#### Data in this exercise ####

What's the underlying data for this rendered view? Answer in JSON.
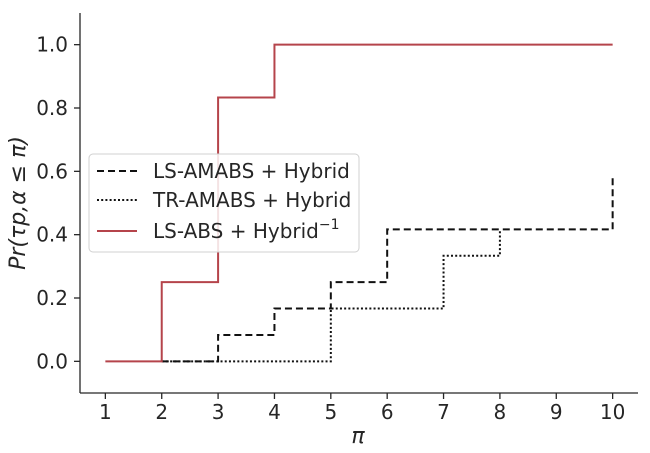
{
  "chart_data": {
    "type": "line",
    "step": true,
    "title": "",
    "xlabel": "π",
    "ylabel": "Pr(τp,α ≤ π)",
    "xlim": [
      0.55,
      10.45
    ],
    "ylim": [
      -0.1,
      1.1
    ],
    "xticks": [
      1,
      2,
      3,
      4,
      5,
      6,
      7,
      8,
      9,
      10
    ],
    "xtick_labels": [
      "1",
      "2",
      "3",
      "4",
      "5",
      "6",
      "7",
      "8",
      "9",
      "10"
    ],
    "yticks": [
      0.0,
      0.2,
      0.4,
      0.6,
      0.8,
      1.0
    ],
    "ytick_labels": [
      "0.0",
      "0.2",
      "0.4",
      "0.6",
      "0.8",
      "1.0"
    ],
    "grid": false,
    "legend_position": "center-left",
    "series": [
      {
        "name": "LS-AMABS + Hybrid",
        "style": "dashed",
        "color": "#111111",
        "x": [
          2,
          3,
          3,
          4,
          4,
          5,
          5,
          6,
          6,
          10,
          10
        ],
        "y": [
          0,
          0,
          0.0833,
          0.0833,
          0.1667,
          0.1667,
          0.25,
          0.25,
          0.4167,
          0.4167,
          0.5833
        ]
      },
      {
        "name": "TR-AMABS + Hybrid",
        "style": "dotted",
        "color": "#111111",
        "x": [
          2,
          5,
          5,
          7,
          7,
          8,
          8
        ],
        "y": [
          0,
          0,
          0.1667,
          0.1667,
          0.3333,
          0.3333,
          0.4167
        ]
      },
      {
        "name": "LS-ABS + Hybrid",
        "name_superscript": "−1",
        "style": "solid",
        "color": "#b5444b",
        "x": [
          1,
          2,
          2,
          3,
          3,
          4,
          4,
          10
        ],
        "y": [
          0,
          0,
          0.25,
          0.25,
          0.8333,
          0.8333,
          1.0,
          1.0
        ]
      }
    ]
  }
}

####

**What needs to be done:** Repeat the material above word for word, please, apart from its images.

**Reply to the task:**
What's the underlying data for this rendered view? Answer in JSON.
{
  "chart_data": {
    "type": "line",
    "step": true,
    "title": "",
    "xlabel": "π",
    "ylabel": "Pr(τp,α ≤ π)",
    "xlim": [
      0.55,
      10.45
    ],
    "ylim": [
      -0.1,
      1.1
    ],
    "xticks": [
      1,
      2,
      3,
      4,
      5,
      6,
      7,
      8,
      9,
      10
    ],
    "xtick_labels": [
      "1",
      "2",
      "3",
      "4",
      "5",
      "6",
      "7",
      "8",
      "9",
      "10"
    ],
    "yticks": [
      0.0,
      0.2,
      0.4,
      0.6,
      0.8,
      1.0
    ],
    "ytick_labels": [
      "0.0",
      "0.2",
      "0.4",
      "0.6",
      "0.8",
      "1.0"
    ],
    "grid": false,
    "legend_position": "center-left",
    "series": [
      {
        "name": "LS-AMABS + Hybrid",
        "style": "dashed",
        "color": "#111111",
        "x": [
          2,
          3,
          3,
          4,
          4,
          5,
          5,
          6,
          6,
          10,
          10
        ],
        "y": [
          0,
          0,
          0.0833,
          0.0833,
          0.1667,
          0.1667,
          0.25,
          0.25,
          0.4167,
          0.4167,
          0.5833
        ]
      },
      {
        "name": "TR-AMABS + Hybrid",
        "style": "dotted",
        "color": "#111111",
        "x": [
          2,
          5,
          5,
          7,
          7,
          8,
          8
        ],
        "y": [
          0,
          0,
          0.1667,
          0.1667,
          0.3333,
          0.3333,
          0.4167
        ]
      },
      {
        "name": "LS-ABS + Hybrid",
        "name_superscript": "−1",
        "style": "solid",
        "color": "#b5444b",
        "x": [
          1,
          2,
          2,
          3,
          3,
          4,
          4,
          10
        ],
        "y": [
          0,
          0,
          0.25,
          0.25,
          0.8333,
          0.8333,
          1.0,
          1.0
        ]
      }
    ]
  }
}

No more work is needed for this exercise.